(Data extracted from a collection)

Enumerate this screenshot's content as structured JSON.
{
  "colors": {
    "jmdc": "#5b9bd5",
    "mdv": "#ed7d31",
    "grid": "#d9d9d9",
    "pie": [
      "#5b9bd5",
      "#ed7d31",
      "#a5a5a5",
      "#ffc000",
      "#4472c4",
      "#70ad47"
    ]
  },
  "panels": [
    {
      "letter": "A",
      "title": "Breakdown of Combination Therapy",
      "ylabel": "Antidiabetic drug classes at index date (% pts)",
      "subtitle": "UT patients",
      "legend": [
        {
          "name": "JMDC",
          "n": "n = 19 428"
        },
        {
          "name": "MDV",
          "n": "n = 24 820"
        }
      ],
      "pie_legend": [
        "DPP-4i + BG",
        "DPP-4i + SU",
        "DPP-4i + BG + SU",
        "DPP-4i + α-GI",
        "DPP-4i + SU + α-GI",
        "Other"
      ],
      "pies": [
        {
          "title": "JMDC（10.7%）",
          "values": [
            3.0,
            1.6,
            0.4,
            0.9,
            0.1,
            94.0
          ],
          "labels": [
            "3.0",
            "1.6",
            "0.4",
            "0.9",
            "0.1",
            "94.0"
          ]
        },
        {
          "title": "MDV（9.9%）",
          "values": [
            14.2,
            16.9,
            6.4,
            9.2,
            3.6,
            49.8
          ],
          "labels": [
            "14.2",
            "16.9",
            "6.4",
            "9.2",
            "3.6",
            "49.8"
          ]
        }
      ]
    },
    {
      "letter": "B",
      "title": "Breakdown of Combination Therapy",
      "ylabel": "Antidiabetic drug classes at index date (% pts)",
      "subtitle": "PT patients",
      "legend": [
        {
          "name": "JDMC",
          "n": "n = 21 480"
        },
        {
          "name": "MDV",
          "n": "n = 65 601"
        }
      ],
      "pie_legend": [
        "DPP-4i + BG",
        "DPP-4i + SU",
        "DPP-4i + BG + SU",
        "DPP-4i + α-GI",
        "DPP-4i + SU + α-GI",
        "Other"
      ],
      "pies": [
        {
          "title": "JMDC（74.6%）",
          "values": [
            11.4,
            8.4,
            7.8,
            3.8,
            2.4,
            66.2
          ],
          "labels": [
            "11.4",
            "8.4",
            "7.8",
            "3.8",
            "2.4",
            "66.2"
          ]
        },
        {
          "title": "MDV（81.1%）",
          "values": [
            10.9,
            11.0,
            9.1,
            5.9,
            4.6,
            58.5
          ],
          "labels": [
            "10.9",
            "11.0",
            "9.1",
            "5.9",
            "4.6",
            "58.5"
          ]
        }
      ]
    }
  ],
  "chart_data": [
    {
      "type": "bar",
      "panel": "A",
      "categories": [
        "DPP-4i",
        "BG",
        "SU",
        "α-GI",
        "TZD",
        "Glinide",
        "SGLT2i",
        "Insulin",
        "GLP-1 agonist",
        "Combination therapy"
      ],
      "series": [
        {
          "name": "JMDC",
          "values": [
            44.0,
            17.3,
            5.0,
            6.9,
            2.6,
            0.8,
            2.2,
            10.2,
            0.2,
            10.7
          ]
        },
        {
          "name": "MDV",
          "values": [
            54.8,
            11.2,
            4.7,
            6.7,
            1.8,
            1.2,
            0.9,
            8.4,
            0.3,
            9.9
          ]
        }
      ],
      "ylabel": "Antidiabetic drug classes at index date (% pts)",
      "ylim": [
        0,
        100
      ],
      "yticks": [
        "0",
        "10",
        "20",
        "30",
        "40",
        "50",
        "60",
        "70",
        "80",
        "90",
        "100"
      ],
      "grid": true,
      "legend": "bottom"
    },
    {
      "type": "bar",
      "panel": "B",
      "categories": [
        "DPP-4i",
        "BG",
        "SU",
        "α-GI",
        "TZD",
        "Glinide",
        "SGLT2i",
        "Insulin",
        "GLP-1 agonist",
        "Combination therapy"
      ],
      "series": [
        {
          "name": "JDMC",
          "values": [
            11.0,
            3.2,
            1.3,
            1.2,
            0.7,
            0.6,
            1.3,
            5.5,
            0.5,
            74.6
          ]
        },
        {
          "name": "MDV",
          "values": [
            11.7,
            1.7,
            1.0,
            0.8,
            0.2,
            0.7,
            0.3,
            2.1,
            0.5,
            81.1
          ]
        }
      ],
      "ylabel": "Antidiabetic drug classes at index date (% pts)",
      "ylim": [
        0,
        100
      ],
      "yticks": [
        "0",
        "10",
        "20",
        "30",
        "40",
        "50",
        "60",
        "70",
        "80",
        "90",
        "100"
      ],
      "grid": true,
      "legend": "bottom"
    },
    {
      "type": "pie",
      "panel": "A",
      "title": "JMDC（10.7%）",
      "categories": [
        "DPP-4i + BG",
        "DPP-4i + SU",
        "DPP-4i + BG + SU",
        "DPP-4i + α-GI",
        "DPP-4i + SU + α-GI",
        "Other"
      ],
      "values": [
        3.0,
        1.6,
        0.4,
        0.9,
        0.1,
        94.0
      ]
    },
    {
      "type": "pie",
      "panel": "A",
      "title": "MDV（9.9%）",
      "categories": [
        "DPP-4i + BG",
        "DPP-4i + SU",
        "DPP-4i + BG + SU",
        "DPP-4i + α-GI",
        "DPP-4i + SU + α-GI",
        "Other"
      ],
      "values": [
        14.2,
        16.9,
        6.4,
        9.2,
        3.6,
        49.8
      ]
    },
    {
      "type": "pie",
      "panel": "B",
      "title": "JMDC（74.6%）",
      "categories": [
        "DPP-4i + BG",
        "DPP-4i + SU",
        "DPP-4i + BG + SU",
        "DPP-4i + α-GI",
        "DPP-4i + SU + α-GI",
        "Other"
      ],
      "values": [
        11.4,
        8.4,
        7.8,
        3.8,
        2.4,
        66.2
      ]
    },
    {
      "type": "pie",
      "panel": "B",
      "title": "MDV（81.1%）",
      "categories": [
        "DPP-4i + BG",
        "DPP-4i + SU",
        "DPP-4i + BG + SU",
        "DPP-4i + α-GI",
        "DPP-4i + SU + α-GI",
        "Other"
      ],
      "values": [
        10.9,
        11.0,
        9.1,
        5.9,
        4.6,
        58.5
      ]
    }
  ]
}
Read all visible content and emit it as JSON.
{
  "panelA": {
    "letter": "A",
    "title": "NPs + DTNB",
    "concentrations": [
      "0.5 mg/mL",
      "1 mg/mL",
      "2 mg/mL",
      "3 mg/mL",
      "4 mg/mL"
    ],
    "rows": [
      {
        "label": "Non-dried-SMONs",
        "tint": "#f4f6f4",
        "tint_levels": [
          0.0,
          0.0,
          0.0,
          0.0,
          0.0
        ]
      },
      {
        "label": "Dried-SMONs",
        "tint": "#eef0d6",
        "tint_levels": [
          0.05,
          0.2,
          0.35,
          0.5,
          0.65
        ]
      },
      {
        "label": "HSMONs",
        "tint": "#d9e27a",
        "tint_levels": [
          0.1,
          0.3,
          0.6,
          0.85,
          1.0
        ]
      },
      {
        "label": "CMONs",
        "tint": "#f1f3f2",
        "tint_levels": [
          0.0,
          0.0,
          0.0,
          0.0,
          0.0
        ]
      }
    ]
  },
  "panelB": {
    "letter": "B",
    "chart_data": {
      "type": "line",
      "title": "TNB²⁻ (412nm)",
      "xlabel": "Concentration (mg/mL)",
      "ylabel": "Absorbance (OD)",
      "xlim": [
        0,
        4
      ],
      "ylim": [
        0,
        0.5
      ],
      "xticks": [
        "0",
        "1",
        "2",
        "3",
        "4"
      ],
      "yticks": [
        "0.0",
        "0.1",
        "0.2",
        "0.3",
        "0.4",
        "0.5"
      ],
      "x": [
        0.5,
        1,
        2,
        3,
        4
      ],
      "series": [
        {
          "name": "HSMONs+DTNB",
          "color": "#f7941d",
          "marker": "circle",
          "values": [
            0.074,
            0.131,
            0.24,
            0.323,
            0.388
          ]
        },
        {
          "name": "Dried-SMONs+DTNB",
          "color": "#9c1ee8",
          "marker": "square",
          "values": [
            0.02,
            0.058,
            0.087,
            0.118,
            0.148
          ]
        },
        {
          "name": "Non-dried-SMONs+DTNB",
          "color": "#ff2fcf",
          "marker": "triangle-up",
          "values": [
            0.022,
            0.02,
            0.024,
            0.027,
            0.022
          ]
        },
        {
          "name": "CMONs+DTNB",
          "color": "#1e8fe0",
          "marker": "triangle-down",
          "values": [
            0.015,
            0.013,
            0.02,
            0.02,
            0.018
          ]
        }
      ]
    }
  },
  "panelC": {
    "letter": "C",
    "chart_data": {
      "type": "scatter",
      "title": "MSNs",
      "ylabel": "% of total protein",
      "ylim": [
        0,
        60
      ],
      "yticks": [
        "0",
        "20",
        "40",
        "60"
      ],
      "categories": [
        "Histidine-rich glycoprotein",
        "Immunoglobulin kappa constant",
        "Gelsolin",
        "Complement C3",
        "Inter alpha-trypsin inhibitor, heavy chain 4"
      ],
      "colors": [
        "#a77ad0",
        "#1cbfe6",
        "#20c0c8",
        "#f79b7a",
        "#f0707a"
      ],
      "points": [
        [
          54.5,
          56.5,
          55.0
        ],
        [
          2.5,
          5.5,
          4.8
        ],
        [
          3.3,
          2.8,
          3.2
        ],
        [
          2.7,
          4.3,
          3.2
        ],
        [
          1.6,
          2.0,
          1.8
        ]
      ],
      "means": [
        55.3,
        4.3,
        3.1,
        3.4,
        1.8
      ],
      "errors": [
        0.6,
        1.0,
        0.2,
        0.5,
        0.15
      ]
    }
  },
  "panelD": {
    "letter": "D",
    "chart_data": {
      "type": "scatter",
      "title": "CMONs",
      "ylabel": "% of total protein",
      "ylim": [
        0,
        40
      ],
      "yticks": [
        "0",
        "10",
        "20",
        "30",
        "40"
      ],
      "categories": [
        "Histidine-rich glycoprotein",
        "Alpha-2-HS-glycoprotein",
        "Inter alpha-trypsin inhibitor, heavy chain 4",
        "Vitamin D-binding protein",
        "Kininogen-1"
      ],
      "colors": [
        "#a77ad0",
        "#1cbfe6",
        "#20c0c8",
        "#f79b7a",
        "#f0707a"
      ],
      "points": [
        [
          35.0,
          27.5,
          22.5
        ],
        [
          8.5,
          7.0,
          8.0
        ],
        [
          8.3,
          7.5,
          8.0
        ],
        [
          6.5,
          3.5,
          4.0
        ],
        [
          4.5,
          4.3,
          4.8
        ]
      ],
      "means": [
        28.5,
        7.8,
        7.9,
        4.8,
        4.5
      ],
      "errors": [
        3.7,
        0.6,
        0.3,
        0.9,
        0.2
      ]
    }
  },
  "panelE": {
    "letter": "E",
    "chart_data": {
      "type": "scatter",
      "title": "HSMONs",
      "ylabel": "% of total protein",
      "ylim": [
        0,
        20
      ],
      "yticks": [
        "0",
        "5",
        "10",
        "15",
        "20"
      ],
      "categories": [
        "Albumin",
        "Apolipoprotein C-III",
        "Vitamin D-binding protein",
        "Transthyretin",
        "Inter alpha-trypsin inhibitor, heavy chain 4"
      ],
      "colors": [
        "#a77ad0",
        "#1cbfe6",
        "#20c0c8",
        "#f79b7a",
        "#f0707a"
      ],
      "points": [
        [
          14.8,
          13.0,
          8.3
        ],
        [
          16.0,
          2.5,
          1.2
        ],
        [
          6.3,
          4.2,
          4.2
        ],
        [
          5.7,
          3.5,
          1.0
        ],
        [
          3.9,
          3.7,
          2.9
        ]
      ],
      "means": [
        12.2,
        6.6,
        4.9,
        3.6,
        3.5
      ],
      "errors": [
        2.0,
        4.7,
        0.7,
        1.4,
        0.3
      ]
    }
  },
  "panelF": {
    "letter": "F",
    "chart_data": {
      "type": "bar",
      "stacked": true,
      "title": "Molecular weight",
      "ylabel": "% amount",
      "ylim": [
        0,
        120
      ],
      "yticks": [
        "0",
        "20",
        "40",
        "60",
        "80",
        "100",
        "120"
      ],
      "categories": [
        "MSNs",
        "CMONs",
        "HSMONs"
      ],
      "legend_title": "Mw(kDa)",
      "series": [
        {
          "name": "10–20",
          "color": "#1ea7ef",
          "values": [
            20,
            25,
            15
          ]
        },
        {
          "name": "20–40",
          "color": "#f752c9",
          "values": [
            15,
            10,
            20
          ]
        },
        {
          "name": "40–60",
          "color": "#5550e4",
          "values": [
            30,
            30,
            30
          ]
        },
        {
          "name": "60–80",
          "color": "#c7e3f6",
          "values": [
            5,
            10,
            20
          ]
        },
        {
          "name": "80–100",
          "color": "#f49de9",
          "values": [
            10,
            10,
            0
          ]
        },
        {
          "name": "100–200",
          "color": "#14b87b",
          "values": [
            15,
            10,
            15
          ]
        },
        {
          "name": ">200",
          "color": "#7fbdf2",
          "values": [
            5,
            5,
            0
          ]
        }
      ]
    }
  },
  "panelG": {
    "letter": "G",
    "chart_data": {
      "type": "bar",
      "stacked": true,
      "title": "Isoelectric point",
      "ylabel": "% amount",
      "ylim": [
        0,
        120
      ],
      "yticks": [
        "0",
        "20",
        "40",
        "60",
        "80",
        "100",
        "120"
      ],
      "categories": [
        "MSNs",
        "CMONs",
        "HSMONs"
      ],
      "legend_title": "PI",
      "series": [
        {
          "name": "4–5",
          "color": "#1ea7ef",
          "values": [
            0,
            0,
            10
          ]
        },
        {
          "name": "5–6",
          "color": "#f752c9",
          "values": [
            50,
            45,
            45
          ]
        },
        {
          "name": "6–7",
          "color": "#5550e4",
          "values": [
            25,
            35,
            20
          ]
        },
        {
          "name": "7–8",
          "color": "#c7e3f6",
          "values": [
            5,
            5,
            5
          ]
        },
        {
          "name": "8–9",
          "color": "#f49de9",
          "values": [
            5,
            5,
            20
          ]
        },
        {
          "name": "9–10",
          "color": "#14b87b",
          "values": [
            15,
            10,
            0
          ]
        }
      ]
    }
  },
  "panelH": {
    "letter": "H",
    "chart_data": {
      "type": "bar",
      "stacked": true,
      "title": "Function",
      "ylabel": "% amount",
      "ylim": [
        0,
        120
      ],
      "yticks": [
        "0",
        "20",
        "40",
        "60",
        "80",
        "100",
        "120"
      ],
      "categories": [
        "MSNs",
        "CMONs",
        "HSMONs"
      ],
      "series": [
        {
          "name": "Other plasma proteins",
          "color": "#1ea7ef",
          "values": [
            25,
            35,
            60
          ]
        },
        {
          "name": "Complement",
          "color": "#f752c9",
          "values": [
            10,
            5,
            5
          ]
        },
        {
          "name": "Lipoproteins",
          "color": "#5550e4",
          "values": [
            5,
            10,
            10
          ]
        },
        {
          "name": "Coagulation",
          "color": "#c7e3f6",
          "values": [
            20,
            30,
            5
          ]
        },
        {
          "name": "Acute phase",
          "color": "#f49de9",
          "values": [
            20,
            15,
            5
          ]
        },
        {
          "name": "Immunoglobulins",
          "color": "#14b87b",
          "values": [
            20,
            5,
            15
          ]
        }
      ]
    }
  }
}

_What this task involves_
Go through the data and copy every line that includes "marker".

_Reply_
          "marker": "circle",
          "marker": "square",
          "marker": "triangle-up",
          "marker": "triangle-down",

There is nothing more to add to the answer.